- Requirements -
Quote all of the data exactly as given. Skip every picture it contains.

- Provided information -
= = = = =
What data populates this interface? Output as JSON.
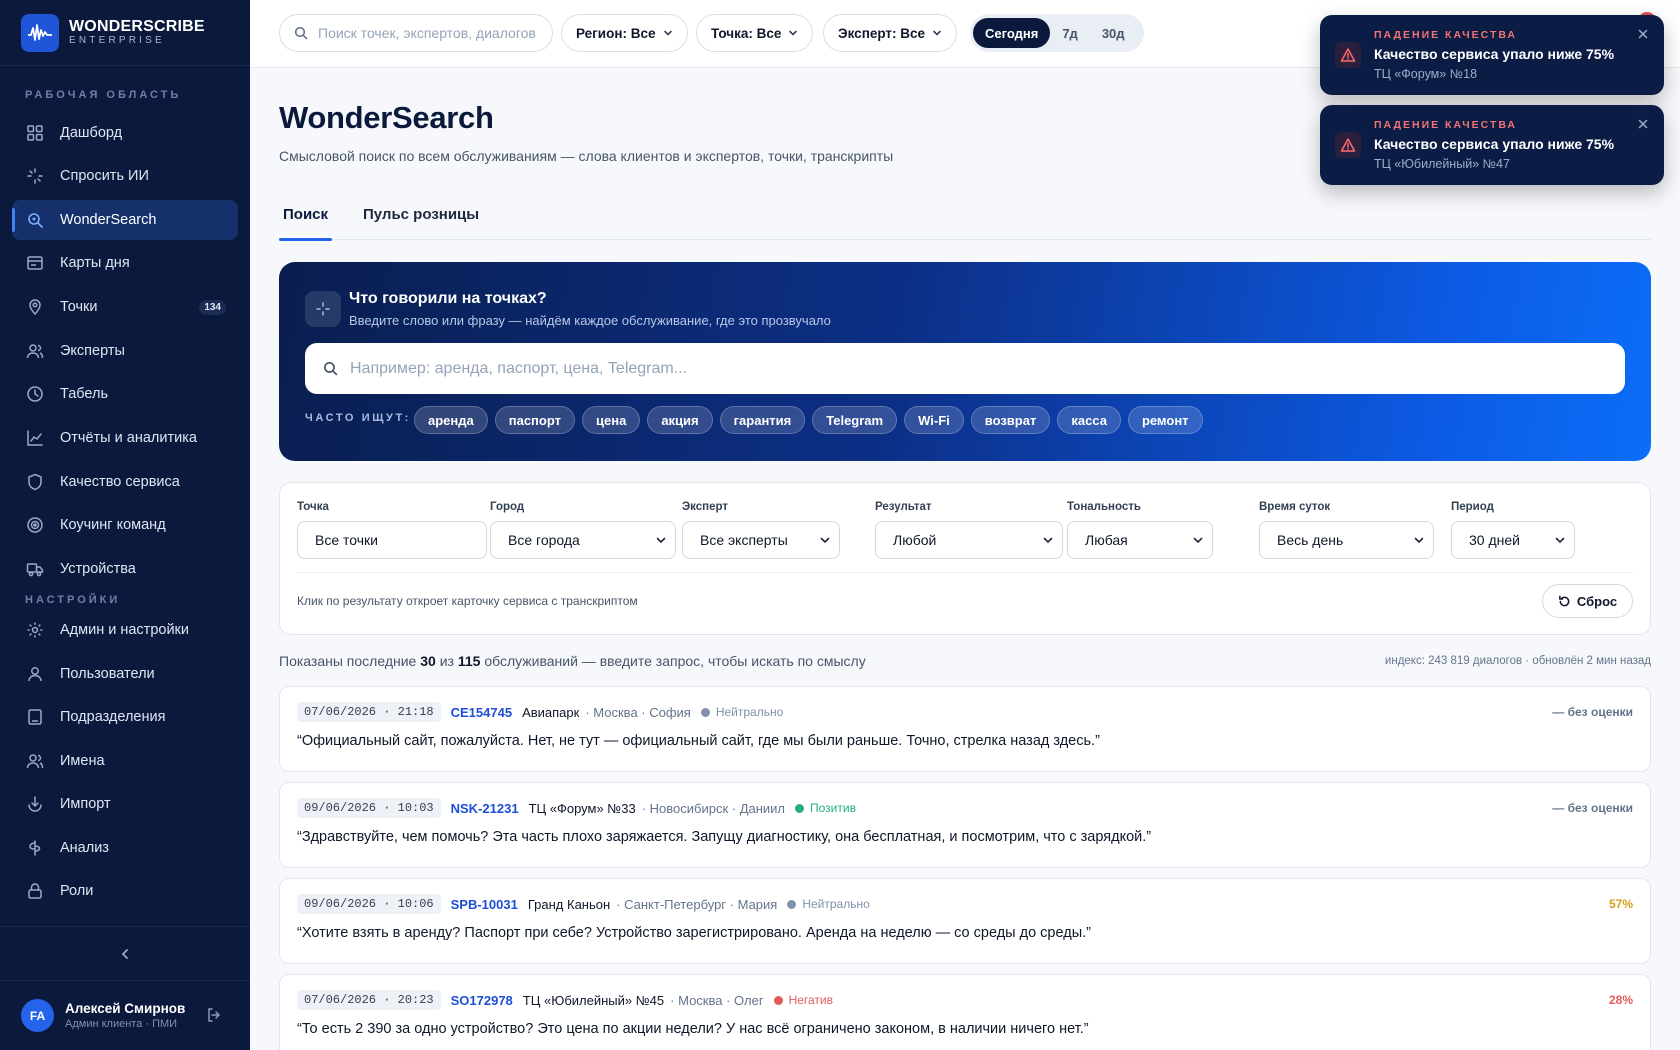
{
  "brand": {
    "name": "WONDERSCRIBE",
    "sub": "ENTERPRISE"
  },
  "sidebar": {
    "workspace_label": "РАБОЧАЯ ОБЛАСТЬ",
    "settings_label": "НАСТРОЙКИ",
    "items": [
      {
        "label": "Дашборд",
        "icon": "dashboard-icon"
      },
      {
        "label": "Спросить ИИ",
        "icon": "sparkle-icon"
      },
      {
        "label": "WonderSearch",
        "icon": "search-icon",
        "active": true
      },
      {
        "label": "Карты дня",
        "icon": "card-icon"
      },
      {
        "label": "Точки",
        "icon": "location-pin-icon",
        "badge": "134"
      },
      {
        "label": "Эксперты",
        "icon": "users-icon"
      },
      {
        "label": "Табель",
        "icon": "clock-icon"
      },
      {
        "label": "Отчёты и аналитика",
        "icon": "chart-icon"
      },
      {
        "label": "Качество сервиса",
        "icon": "shield-icon"
      },
      {
        "label": "Коучинг команд",
        "icon": "target-icon"
      },
      {
        "label": "Устройства",
        "icon": "truck-icon"
      }
    ],
    "settings_items": [
      {
        "label": "Админ и настройки",
        "icon": "gear-icon"
      },
      {
        "label": "Пользователи",
        "icon": "user-icon"
      },
      {
        "label": "Подразделения",
        "icon": "building-icon"
      },
      {
        "label": "Имена",
        "icon": "users-icon"
      },
      {
        "label": "Импорт",
        "icon": "import-icon"
      },
      {
        "label": "Анализ",
        "icon": "brain-icon"
      },
      {
        "label": "Роли",
        "icon": "lock-icon"
      }
    ]
  },
  "user": {
    "initials": "FA",
    "name": "Алексей Смирнов",
    "role": "Админ клиента · ПМИ"
  },
  "topbar": {
    "search_placeholder": "Поиск точек, экспертов, диалогов",
    "region": "Регион: Все",
    "point": "Точка: Все",
    "expert": "Эксперт: Все",
    "periods": [
      "Сегодня",
      "7д",
      "30д"
    ],
    "active_period": "Сегодня"
  },
  "page": {
    "title": "WonderSearch",
    "subtitle": "Смысловой поиск по всем обслуживаниям — слова клиентов и экспертов, точки, транскрипты",
    "tabs": [
      "Поиск",
      "Пульс розницы"
    ]
  },
  "hero": {
    "title": "Что говорили на точках?",
    "subtitle": "Введите слово или фразу — найдём каждое обслуживание, где это прозвучало",
    "placeholder": "Например: аренда, паспорт, цена, Telegram...",
    "often_label": "ЧАСТО ИЩУТ:",
    "chips": [
      "аренда",
      "паспорт",
      "цена",
      "акция",
      "гарантия",
      "Telegram",
      "Wi-Fi",
      "возврат",
      "касса",
      "ремонт"
    ]
  },
  "filters": {
    "fields": [
      {
        "label": "Точка",
        "value": "Все точки"
      },
      {
        "label": "Город",
        "value": "Все города"
      },
      {
        "label": "Эксперт",
        "value": "Все эксперты"
      },
      {
        "label": "Результат",
        "value": "Любой"
      },
      {
        "label": "Тональность",
        "value": "Любая"
      },
      {
        "label": "Время суток",
        "value": "Весь день"
      },
      {
        "label": "Период",
        "value": "30 дней"
      }
    ],
    "hint": "Клик по результату откроет карточку сервиса с транскриптом",
    "reset": "Сброс"
  },
  "results": {
    "prefix": "Показаны последние",
    "shown": "30",
    "of": "из",
    "total": "115",
    "suffix": "обслуживаний — введите запрос, чтобы искать по смыслу",
    "index_info": "индекс: 243 819 диалогов · обновлён 2 мин назад",
    "items": [
      {
        "datetime": "07/06/2026 · 21:18",
        "id": "CE154745",
        "store": "Авиапарк",
        "loc": "· Москва · София",
        "sentiment": "Нейтрально",
        "sentiment_color": "#8190ad",
        "score": "— без оценки",
        "score_color": "#64748b",
        "quote": "“Официальный сайт, пожалуйста. Нет, не тут — официальный сайт, где мы были раньше. Точно, стрелка назад здесь.”"
      },
      {
        "datetime": "09/06/2026 · 10:03",
        "id": "NSK-21231",
        "store": "ТЦ «Форум» №33",
        "loc": "· Новосибирск · Даниил",
        "sentiment": "Позитив",
        "sentiment_color": "#22b07d",
        "score": "— без оценки",
        "score_color": "#64748b",
        "quote": "“Здравствуйте, чем помочь? Эта часть плохо заряжается. Запущу диагностику, она бесплатная, и посмотрим, что с зарядкой.”"
      },
      {
        "datetime": "09/06/2026 · 10:06",
        "id": "SPB-10031",
        "store": "Гранд Каньон",
        "loc": "· Санкт-Петербург · Мария",
        "sentiment": "Нейтрально",
        "sentiment_color": "#8190ad",
        "score": "57%",
        "score_color": "#d4a017",
        "quote": "“Хотите взять в аренду? Паспорт при себе? Устройство зарегистрировано. Аренда на неделю — со среды до среды.”"
      },
      {
        "datetime": "07/06/2026 · 20:23",
        "id": "SO172978",
        "store": "ТЦ «Юбилейный» №45",
        "loc": "· Москва · Олег",
        "sentiment": "Негатив",
        "sentiment_color": "#e25c5c",
        "score": "28%",
        "score_color": "#e25c5c",
        "quote": "“То есть 2 390 за одно устройство? Это цена по акции недели? У нас всё ограничено законом, в наличии ничего нет.”"
      }
    ]
  },
  "toasts": [
    {
      "kicker": "ПАДЕНИЕ КАЧЕСТВА",
      "title": "Качество сервиса упало ниже 75%",
      "sub": "ТЦ «Форум» №18"
    },
    {
      "kicker": "ПАДЕНИЕ КАЧЕСТВА",
      "title": "Качество сервиса упало ниже 75%",
      "sub": "ТЦ «Юбилейный» №47"
    }
  ]
}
= = = = =
- Correct answer -
What data populates this interface? Output as JSON.
{
  "brand": {
    "name": "WONDERSCRIBE",
    "sub": "ENTERPRISE"
  },
  "sidebar": {
    "workspace_label": "РАБОЧАЯ ОБЛАСТЬ",
    "settings_label": "НАСТРОЙКИ",
    "items": [
      {
        "label": "Дашборд",
        "icon": "dashboard-icon"
      },
      {
        "label": "Спросить ИИ",
        "icon": "sparkle-icon"
      },
      {
        "label": "WonderSearch",
        "icon": "search-icon",
        "active": true
      },
      {
        "label": "Карты дня",
        "icon": "card-icon"
      },
      {
        "label": "Точки",
        "icon": "location-pin-icon",
        "badge": "134"
      },
      {
        "label": "Эксперты",
        "icon": "users-icon"
      },
      {
        "label": "Табель",
        "icon": "clock-icon"
      },
      {
        "label": "Отчёты и аналитика",
        "icon": "chart-icon"
      },
      {
        "label": "Качество сервиса",
        "icon": "shield-icon"
      },
      {
        "label": "Коучинг команд",
        "icon": "target-icon"
      },
      {
        "label": "Устройства",
        "icon": "truck-icon"
      }
    ],
    "settings_items": [
      {
        "label": "Админ и настройки",
        "icon": "gear-icon"
      },
      {
        "label": "Пользователи",
        "icon": "user-icon"
      },
      {
        "label": "Подразделения",
        "icon": "building-icon"
      },
      {
        "label": "Имена",
        "icon": "users-icon"
      },
      {
        "label": "Импорт",
        "icon": "import-icon"
      },
      {
        "label": "Анализ",
        "icon": "brain-icon"
      },
      {
        "label": "Роли",
        "icon": "lock-icon"
      }
    ]
  },
  "user": {
    "initials": "FA",
    "name": "Алексей Смирнов",
    "role": "Админ клиента · ПМИ"
  },
  "topbar": {
    "search_placeholder": "Поиск точек, экспертов, диалогов",
    "region": "Регион: Все",
    "point": "Точка: Все",
    "expert": "Эксперт: Все",
    "periods": [
      "Сегодня",
      "7д",
      "30д"
    ],
    "active_period": "Сегодня"
  },
  "page": {
    "title": "WonderSearch",
    "subtitle": "Смысловой поиск по всем обслуживаниям — слова клиентов и экспертов, точки, транскрипты",
    "tabs": [
      "Поиск",
      "Пульс розницы"
    ]
  },
  "hero": {
    "title": "Что говорили на точках?",
    "subtitle": "Введите слово или фразу — найдём каждое обслуживание, где это прозвучало",
    "placeholder": "Например: аренда, паспорт, цена, Telegram...",
    "often_label": "ЧАСТО ИЩУТ:",
    "chips": [
      "аренда",
      "паспорт",
      "цена",
      "акция",
      "гарантия",
      "Telegram",
      "Wi-Fi",
      "возврат",
      "касса",
      "ремонт"
    ]
  },
  "filters": {
    "fields": [
      {
        "label": "Точка",
        "value": "Все точки"
      },
      {
        "label": "Город",
        "value": "Все города"
      },
      {
        "label": "Эксперт",
        "value": "Все эксперты"
      },
      {
        "label": "Результат",
        "value": "Любой"
      },
      {
        "label": "Тональность",
        "value": "Любая"
      },
      {
        "label": "Время суток",
        "value": "Весь день"
      },
      {
        "label": "Период",
        "value": "30 дней"
      }
    ],
    "hint": "Клик по результату откроет карточку сервиса с транскриптом",
    "reset": "Сброс"
  },
  "results": {
    "prefix": "Показаны последние",
    "shown": "30",
    "of": "из",
    "total": "115",
    "suffix": "обслуживаний — введите запрос, чтобы искать по смыслу",
    "index_info": "индекс: 243 819 диалогов · обновлён 2 мин назад",
    "items": [
      {
        "datetime": "07/06/2026 · 21:18",
        "id": "CE154745",
        "store": "Авиапарк",
        "loc": "· Москва · София",
        "sentiment": "Нейтрально",
        "sentiment_color": "#8190ad",
        "score": "— без оценки",
        "score_color": "#64748b",
        "quote": "“Официальный сайт, пожалуйста. Нет, не тут — официальный сайт, где мы были раньше. Точно, стрелка назад здесь.”"
      },
      {
        "datetime": "09/06/2026 · 10:03",
        "id": "NSK-21231",
        "store": "ТЦ «Форум» №33",
        "loc": "· Новосибирск · Даниил",
        "sentiment": "Позитив",
        "sentiment_color": "#22b07d",
        "score": "— без оценки",
        "score_color": "#64748b",
        "quote": "“Здравствуйте, чем помочь? Эта часть плохо заряжается. Запущу диагностику, она бесплатная, и посмотрим, что с зарядкой.”"
      },
      {
        "datetime": "09/06/2026 · 10:06",
        "id": "SPB-10031",
        "store": "Гранд Каньон",
        "loc": "· Санкт-Петербург · Мария",
        "sentiment": "Нейтрально",
        "sentiment_color": "#8190ad",
        "score": "57%",
        "score_color": "#d4a017",
        "quote": "“Хотите взять в аренду? Паспорт при себе? Устройство зарегистрировано. Аренда на неделю — со среды до среды.”"
      },
      {
        "datetime": "07/06/2026 · 20:23",
        "id": "SO172978",
        "store": "ТЦ «Юбилейный» №45",
        "loc": "· Москва · Олег",
        "sentiment": "Негатив",
        "sentiment_color": "#e25c5c",
        "score": "28%",
        "score_color": "#e25c5c",
        "quote": "“То есть 2 390 за одно устройство? Это цена по акции недели? У нас всё ограничено законом, в наличии ничего нет.”"
      }
    ]
  },
  "toasts": [
    {
      "kicker": "ПАДЕНИЕ КАЧЕСТВА",
      "title": "Качество сервиса упало ниже 75%",
      "sub": "ТЦ «Форум» №18"
    },
    {
      "kicker": "ПАДЕНИЕ КАЧЕСТВА",
      "title": "Качество сервиса упало ниже 75%",
      "sub": "ТЦ «Юбилейный» №47"
    }
  ]
}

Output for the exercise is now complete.